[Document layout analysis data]
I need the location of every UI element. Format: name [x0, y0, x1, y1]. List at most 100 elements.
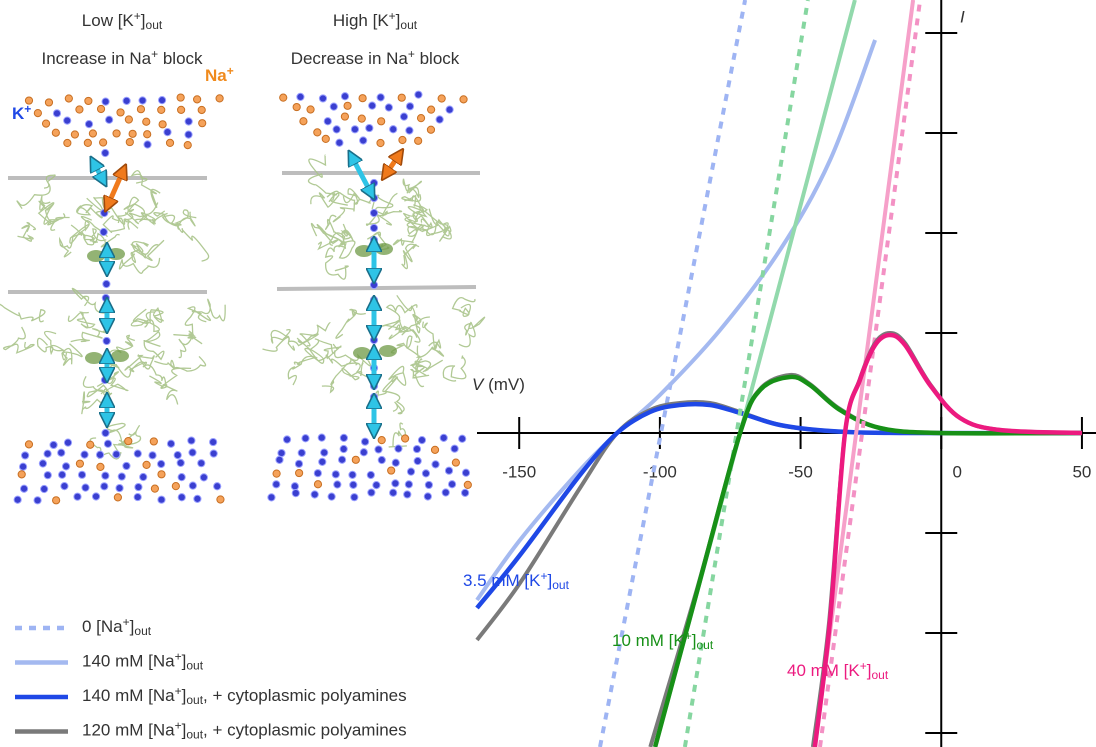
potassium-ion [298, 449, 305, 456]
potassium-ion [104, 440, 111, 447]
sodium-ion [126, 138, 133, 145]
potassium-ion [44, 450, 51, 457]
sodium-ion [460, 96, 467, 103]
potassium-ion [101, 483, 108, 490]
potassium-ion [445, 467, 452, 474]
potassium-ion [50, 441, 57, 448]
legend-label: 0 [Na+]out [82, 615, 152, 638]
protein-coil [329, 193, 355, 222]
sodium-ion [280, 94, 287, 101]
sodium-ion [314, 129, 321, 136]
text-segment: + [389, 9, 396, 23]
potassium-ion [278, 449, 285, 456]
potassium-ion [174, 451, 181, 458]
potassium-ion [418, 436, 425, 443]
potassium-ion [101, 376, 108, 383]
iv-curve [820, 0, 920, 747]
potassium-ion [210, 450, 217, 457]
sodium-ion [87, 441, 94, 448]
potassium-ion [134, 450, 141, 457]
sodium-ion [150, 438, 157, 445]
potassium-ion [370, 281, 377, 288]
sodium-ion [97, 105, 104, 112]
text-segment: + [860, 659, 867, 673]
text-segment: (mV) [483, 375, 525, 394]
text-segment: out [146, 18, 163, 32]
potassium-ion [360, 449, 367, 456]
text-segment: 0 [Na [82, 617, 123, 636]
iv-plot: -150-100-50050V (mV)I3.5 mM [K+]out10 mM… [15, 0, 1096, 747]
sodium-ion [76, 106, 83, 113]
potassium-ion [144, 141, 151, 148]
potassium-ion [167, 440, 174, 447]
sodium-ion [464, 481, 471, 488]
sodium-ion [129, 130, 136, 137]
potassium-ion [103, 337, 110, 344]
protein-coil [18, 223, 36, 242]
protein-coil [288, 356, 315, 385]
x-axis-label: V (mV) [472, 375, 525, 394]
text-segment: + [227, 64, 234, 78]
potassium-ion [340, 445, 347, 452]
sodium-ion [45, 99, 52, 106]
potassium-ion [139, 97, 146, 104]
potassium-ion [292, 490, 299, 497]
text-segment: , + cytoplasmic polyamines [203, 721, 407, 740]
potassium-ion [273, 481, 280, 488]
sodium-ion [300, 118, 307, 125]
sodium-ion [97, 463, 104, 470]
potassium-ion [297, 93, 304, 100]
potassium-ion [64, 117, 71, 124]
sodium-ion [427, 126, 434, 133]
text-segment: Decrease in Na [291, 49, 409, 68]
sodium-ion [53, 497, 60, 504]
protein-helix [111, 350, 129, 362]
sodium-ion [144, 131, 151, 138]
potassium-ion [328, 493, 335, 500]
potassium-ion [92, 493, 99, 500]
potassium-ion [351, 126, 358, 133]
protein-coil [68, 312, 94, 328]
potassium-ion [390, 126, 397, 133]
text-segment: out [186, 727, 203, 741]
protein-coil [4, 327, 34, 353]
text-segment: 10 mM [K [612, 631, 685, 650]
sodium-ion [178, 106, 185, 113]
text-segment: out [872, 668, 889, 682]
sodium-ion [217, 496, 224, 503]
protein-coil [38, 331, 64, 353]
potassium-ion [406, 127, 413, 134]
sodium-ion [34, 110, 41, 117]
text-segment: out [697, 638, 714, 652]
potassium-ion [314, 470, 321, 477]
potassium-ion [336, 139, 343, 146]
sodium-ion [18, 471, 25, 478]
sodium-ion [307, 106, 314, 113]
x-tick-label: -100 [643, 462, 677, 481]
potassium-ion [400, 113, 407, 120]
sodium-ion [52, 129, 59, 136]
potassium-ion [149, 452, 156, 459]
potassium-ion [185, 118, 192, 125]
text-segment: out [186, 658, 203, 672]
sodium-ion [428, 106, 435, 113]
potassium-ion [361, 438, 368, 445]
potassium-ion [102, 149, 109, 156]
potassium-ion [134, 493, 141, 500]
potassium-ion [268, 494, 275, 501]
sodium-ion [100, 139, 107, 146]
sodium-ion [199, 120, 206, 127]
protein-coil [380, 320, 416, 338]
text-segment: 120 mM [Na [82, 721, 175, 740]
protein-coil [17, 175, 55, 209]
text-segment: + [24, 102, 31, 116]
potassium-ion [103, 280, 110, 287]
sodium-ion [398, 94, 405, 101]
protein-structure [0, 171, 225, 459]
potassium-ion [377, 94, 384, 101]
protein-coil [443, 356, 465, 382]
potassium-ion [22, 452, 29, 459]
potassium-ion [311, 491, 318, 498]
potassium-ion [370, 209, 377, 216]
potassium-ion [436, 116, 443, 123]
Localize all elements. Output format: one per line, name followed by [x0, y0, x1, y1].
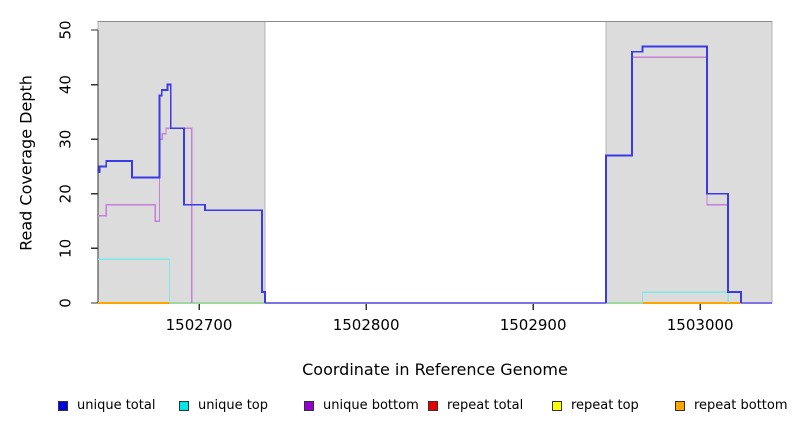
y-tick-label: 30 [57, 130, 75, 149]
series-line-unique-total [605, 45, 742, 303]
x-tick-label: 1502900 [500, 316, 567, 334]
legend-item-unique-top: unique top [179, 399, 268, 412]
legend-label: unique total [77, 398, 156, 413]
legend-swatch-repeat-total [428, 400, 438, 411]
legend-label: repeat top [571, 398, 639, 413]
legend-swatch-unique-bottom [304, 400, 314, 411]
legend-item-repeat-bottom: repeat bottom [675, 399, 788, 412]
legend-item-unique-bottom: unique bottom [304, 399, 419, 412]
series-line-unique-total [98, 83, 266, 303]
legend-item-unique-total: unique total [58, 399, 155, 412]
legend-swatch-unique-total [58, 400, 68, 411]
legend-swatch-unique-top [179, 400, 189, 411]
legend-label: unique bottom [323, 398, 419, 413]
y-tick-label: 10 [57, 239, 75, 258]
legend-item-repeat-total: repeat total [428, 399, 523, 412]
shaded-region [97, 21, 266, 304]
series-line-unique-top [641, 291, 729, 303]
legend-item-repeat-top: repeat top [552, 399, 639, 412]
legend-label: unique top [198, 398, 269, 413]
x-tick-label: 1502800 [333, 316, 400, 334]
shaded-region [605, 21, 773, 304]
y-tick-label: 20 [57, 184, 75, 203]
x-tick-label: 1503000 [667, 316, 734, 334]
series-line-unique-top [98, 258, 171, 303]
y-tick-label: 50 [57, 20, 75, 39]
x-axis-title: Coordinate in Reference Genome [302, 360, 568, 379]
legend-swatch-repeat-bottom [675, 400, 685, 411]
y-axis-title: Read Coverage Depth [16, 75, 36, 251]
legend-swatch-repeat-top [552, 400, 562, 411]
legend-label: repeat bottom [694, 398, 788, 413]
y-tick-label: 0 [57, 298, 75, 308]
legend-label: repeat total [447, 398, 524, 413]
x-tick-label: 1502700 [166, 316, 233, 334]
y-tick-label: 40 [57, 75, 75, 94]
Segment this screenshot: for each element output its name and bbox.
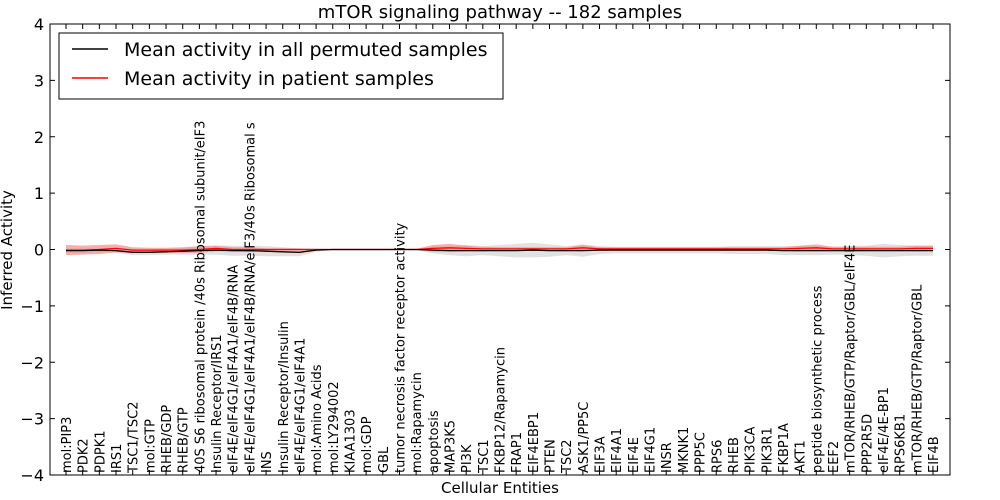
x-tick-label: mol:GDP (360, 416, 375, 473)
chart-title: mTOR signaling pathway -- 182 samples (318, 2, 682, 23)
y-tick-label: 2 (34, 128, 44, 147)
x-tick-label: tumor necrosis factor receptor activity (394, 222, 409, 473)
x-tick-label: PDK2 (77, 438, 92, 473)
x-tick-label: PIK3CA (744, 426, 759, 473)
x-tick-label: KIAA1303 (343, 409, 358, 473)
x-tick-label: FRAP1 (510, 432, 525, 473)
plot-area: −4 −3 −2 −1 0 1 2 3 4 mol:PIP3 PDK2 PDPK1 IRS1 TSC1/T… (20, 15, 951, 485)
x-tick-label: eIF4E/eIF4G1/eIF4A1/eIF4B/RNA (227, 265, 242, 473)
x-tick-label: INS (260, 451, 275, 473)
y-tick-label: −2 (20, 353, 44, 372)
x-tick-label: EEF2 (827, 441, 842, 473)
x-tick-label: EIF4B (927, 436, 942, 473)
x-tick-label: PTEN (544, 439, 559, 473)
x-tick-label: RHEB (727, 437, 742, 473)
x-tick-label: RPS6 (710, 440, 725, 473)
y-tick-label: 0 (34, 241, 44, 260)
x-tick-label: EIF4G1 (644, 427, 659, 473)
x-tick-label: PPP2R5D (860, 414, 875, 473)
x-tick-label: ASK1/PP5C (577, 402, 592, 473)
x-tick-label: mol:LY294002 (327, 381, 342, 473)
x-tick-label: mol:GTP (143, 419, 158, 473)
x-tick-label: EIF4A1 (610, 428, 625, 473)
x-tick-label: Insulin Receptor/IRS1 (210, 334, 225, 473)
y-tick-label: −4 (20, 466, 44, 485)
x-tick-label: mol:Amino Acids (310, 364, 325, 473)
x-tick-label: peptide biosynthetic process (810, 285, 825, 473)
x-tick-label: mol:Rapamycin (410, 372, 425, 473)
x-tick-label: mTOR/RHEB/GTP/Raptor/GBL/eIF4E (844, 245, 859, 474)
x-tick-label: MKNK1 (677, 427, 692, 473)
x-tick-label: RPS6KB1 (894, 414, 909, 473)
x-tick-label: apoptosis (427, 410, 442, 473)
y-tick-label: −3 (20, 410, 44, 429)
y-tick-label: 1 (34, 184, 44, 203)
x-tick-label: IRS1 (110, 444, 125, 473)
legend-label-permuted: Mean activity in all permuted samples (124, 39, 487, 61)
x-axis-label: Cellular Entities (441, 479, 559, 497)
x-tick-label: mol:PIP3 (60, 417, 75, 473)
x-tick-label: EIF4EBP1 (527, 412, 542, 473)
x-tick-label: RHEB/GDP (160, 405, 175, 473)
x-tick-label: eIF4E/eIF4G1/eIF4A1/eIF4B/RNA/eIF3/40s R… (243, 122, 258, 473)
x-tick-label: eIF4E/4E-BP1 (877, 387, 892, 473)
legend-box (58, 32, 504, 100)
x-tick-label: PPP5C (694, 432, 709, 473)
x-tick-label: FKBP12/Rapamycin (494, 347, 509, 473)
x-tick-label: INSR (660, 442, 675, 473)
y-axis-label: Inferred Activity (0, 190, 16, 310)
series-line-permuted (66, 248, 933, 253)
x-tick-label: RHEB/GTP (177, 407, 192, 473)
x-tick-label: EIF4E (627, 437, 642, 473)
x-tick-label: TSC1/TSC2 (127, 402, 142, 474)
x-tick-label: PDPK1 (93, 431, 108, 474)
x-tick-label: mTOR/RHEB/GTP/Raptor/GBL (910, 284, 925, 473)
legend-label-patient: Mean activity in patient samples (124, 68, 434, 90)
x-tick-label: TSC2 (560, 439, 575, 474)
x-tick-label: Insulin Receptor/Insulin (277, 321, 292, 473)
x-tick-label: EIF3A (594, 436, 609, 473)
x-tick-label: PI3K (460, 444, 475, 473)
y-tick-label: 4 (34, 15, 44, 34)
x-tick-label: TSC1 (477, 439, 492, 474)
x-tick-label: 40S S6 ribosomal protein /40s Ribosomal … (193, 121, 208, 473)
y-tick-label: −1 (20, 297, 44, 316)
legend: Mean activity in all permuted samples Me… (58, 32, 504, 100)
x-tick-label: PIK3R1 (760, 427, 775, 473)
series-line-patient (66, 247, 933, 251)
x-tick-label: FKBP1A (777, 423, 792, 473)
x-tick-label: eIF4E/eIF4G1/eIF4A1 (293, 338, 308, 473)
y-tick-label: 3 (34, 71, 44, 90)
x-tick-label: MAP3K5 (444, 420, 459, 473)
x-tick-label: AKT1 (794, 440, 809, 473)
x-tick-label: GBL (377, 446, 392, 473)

Instructions to follow: In the records above, find every line that contains the word "shaded" and copy it.

Solution to the problem:
shaded-region [97, 21, 266, 304]
shaded-region [605, 21, 773, 304]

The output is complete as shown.